+++ SUPPLIED ENTRIES
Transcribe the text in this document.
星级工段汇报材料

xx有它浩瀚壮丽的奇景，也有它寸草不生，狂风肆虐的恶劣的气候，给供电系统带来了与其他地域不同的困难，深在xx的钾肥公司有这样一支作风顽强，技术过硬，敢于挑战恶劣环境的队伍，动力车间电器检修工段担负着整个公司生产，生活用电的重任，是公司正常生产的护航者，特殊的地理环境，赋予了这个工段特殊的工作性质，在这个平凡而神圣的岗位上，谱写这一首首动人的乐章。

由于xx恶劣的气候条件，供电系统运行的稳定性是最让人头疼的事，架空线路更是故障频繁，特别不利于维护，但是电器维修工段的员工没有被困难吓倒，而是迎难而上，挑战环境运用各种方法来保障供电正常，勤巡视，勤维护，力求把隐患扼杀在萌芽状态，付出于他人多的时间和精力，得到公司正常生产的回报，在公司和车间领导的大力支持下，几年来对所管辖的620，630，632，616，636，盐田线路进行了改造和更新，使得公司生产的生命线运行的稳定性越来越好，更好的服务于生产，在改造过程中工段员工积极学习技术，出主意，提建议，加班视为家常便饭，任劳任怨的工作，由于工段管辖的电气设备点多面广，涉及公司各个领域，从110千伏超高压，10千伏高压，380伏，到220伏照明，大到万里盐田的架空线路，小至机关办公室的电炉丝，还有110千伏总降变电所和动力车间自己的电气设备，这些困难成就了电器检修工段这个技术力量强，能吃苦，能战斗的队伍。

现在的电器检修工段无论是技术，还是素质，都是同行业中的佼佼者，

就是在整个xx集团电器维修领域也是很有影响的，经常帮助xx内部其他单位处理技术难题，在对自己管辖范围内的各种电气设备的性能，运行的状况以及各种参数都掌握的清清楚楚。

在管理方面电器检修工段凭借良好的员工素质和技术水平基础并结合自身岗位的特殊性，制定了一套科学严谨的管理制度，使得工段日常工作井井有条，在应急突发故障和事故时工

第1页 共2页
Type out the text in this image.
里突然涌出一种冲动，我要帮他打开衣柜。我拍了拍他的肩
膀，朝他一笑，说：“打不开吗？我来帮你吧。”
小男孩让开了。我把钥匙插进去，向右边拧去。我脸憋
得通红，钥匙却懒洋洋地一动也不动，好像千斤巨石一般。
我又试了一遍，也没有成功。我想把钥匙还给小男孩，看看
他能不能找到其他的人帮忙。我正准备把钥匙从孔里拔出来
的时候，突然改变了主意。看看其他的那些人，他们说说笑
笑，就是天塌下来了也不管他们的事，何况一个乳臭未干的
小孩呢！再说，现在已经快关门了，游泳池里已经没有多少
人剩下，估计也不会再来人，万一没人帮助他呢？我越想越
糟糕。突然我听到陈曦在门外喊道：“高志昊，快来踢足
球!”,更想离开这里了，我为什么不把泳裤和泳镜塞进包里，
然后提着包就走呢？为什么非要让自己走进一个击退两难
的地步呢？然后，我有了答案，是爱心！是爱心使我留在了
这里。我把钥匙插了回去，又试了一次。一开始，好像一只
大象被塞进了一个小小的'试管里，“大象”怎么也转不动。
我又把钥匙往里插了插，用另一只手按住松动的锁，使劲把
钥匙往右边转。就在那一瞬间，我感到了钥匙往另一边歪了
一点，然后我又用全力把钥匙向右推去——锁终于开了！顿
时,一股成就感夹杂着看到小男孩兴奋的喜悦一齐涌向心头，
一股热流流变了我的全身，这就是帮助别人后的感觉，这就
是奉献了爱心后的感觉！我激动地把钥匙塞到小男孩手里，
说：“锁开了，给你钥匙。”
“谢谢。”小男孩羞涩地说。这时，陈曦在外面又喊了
++++++
WHAT YOU SHOULD DO - Copy out every entry again, exactly as it was given.

COMPLETE OUTPUT -
Transcribe the text in this document.
星级工段汇报材料

xx有它浩瀚壮丽的奇景，也有它寸草不生，狂风肆虐的恶劣的气候，给供电系统带来了与其他地域不同的困难，深在xx的钾肥公司有这样一支作风顽强，技术过硬，敢于挑战恶劣环境的队伍，动力车间电器检修工段担负着整个公司生产，生活用电的重任，是公司正常生产的护航者，特殊的地理环境，赋予了这个工段特殊的工作性质，在这个平凡而神圣的岗位上，谱写这一首首动人的乐章。

由于xx恶劣的气候条件，供电系统运行的稳定性是最让人头疼的事，架空线路更是故障频繁，特别不利于维护，但是电器维修工段的员工没有被困难吓倒，而是迎难而上，挑战环境运用各种方法来保障供电正常，勤巡视，勤维护，力求把隐患扼杀在萌芽状态，付出于他人多的时间和精力，得到公司正常生产的回报，在公司和车间领导的大力支持下，几年来对所管辖的620，630，632，616，636，盐田线路进行了改造和更新，使得公司生产的生命线运行的稳定性越来越好，更好的服务于生产，在改造过程中工段员工积极学习技术，出主意，提建议，加班视为家常便饭，任劳任怨的工作，由于工段管辖的电气设备点多面广，涉及公司各个领域，从110千伏超高压，10千伏高压，380伏，到220伏照明，大到万里盐田的架空线路，小至机关办公室的电炉丝，还有110千伏总降变电所和动力车间自己的电气设备，这些困难成就了电器检修工段这个技术力量强，能吃苦，能战斗的队伍。

现在的电器检修工段无论是技术，还是素质，都是同行业中的佼佼者，

就是在整个xx集团电器维修领域也是很有影响的，经常帮助xx内部其他单位处理技术难题，在对自己管辖范围内的各种电气设备的性能，运行的状况以及各种参数都掌握的清清楚楚。

在管理方面电器检修工段凭借良好的员工素质和技术水平基础并结合自身岗位的特殊性，制定了一套科学严谨的管理制度，使得工段日常工作井井有条，在应急突发故障和事故时工

第1页 共2页
Type out the text in this image.
里突然涌出一种冲动，我要帮他打开衣柜。我拍了拍他的肩
膀，朝他一笑，说：“打不开吗？我来帮你吧。”
小男孩让开了。我把钥匙插进去，向右边拧去。我脸憋
得通红，钥匙却懒洋洋地一动也不动，好像千斤巨石一般。
我又试了一遍，也没有成功。我想把钥匙还给小男孩，看看
他能不能找到其他的人帮忙。我正准备把钥匙从孔里拔出来
的时候，突然改变了主意。看看其他的那些人，他们说说笑
笑，就是天塌下来了也不管他们的事，何况一个乳臭未干的
小孩呢！再说，现在已经快关门了，游泳池里已经没有多少
人剩下，估计也不会再来人，万一没人帮助他呢？我越想越
糟糕。突然我听到陈曦在门外喊道：“高志昊，快来踢足
球!”,更想离开这里了，我为什么不把泳裤和泳镜塞进包里，
然后提着包就走呢？为什么非要让自己走进一个击退两难
的地步呢？然后，我有了答案，是爱心！是爱心使我留在了
这里。我把钥匙插了回去，又试了一次。一开始，好像一只
大象被塞进了一个小小的'试管里，“大象”怎么也转不动。
我又把钥匙往里插了插，用另一只手按住松动的锁，使劲把
钥匙往右边转。就在那一瞬间，我感到了钥匙往另一边歪了
一点，然后我又用全力把钥匙向右推去——锁终于开了！顿
时,一股成就感夹杂着看到小男孩兴奋的喜悦一齐涌向心头，
一股热流流变了我的全身，这就是帮助别人后的感觉，这就
是奉献了爱心后的感觉！我激动地把钥匙塞到小男孩手里，
说：“锁开了，给你钥匙。”
“谢谢。”小男孩羞涩地说。这时，陈曦在外面又喊了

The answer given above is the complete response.